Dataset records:
※
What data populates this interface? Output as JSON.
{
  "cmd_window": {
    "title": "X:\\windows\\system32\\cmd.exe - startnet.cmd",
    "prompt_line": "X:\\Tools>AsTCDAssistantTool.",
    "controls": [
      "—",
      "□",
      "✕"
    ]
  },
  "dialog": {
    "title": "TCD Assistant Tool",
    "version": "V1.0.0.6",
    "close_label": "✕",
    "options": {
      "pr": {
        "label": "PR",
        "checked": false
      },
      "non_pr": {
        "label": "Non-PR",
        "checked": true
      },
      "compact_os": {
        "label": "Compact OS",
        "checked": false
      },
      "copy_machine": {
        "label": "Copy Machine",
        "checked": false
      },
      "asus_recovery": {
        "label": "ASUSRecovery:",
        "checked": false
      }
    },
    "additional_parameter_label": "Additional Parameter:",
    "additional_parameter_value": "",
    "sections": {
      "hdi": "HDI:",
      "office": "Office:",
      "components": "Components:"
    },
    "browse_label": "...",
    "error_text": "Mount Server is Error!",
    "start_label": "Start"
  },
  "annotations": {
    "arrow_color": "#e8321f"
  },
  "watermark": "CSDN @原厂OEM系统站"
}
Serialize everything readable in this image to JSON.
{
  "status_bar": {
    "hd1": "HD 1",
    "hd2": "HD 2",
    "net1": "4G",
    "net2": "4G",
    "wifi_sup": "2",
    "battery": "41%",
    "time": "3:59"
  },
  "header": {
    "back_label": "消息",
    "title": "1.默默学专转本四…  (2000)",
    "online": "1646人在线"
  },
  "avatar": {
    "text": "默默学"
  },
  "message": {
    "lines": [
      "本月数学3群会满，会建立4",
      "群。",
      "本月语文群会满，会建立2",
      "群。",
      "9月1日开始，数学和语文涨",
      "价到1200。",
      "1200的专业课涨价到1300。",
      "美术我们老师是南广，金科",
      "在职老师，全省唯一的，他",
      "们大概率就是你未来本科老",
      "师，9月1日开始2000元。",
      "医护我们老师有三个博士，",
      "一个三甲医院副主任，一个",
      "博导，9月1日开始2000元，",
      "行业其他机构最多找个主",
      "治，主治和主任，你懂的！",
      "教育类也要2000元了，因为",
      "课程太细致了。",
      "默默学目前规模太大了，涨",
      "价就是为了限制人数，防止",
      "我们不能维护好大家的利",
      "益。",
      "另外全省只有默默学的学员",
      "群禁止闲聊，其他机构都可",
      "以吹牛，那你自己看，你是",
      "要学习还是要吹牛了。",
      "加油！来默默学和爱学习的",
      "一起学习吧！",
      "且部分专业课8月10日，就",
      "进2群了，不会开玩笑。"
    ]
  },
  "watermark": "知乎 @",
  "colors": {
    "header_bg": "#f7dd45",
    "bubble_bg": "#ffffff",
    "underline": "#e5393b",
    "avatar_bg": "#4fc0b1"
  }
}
※
→ Goal of the exercise
Using the listing above, please repeat every entry exactly.

→ The output
What data populates this interface? Output as JSON.
{
  "cmd_window": {
    "title": "X:\\windows\\system32\\cmd.exe - startnet.cmd",
    "prompt_line": "X:\\Tools>AsTCDAssistantTool.",
    "controls": [
      "—",
      "□",
      "✕"
    ]
  },
  "dialog": {
    "title": "TCD Assistant Tool",
    "version": "V1.0.0.6",
    "close_label": "✕",
    "options": {
      "pr": {
        "label": "PR",
        "checked": false
      },
      "non_pr": {
        "label": "Non-PR",
        "checked": true
      },
      "compact_os": {
        "label": "Compact OS",
        "checked": false
      },
      "copy_machine": {
        "label": "Copy Machine",
        "checked": false
      },
      "asus_recovery": {
        "label": "ASUSRecovery:",
        "checked": false
      }
    },
    "additional_parameter_label": "Additional Parameter:",
    "additional_parameter_value": "",
    "sections": {
      "hdi": "HDI:",
      "office": "Office:",
      "components": "Components:"
    },
    "browse_label": "...",
    "error_text": "Mount Server is Error!",
    "start_label": "Start"
  },
  "annotations": {
    "arrow_color": "#e8321f"
  },
  "watermark": "CSDN @原厂OEM系统站"
}
Serialize everything readable in this image to JSON.
{
  "status_bar": {
    "hd1": "HD 1",
    "hd2": "HD 2",
    "net1": "4G",
    "net2": "4G",
    "wifi_sup": "2",
    "battery": "41%",
    "time": "3:59"
  },
  "header": {
    "back_label": "消息",
    "title": "1.默默学专转本四…  (2000)",
    "online": "1646人在线"
  },
  "avatar": {
    "text": "默默学"
  },
  "message": {
    "lines": [
      "本月数学3群会满，会建立4",
      "群。",
      "本月语文群会满，会建立2",
      "群。",
      "9月1日开始，数学和语文涨",
      "价到1200。",
      "1200的专业课涨价到1300。",
      "美术我们老师是南广，金科",
      "在职老师，全省唯一的，他",
      "们大概率就是你未来本科老",
      "师，9月1日开始2000元。",
      "医护我们老师有三个博士，",
      "一个三甲医院副主任，一个",
      "博导，9月1日开始2000元，",
      "行业其他机构最多找个主",
      "治，主治和主任，你懂的！",
      "教育类也要2000元了，因为",
      "课程太细致了。",
      "默默学目前规模太大了，涨",
      "价就是为了限制人数，防止",
      "我们不能维护好大家的利",
      "益。",
      "另外全省只有默默学的学员",
      "群禁止闲聊，其他机构都可",
      "以吹牛，那你自己看，你是",
      "要学习还是要吹牛了。",
      "加油！来默默学和爱学习的",
      "一起学习吧！",
      "且部分专业课8月10日，就",
      "进2群了，不会开玩笑。"
    ]
  },
  "watermark": "知乎 @",
  "colors": {
    "header_bg": "#f7dd45",
    "bubble_bg": "#ffffff",
    "underline": "#e5393b",
    "avatar_bg": "#4fc0b1"
  }
}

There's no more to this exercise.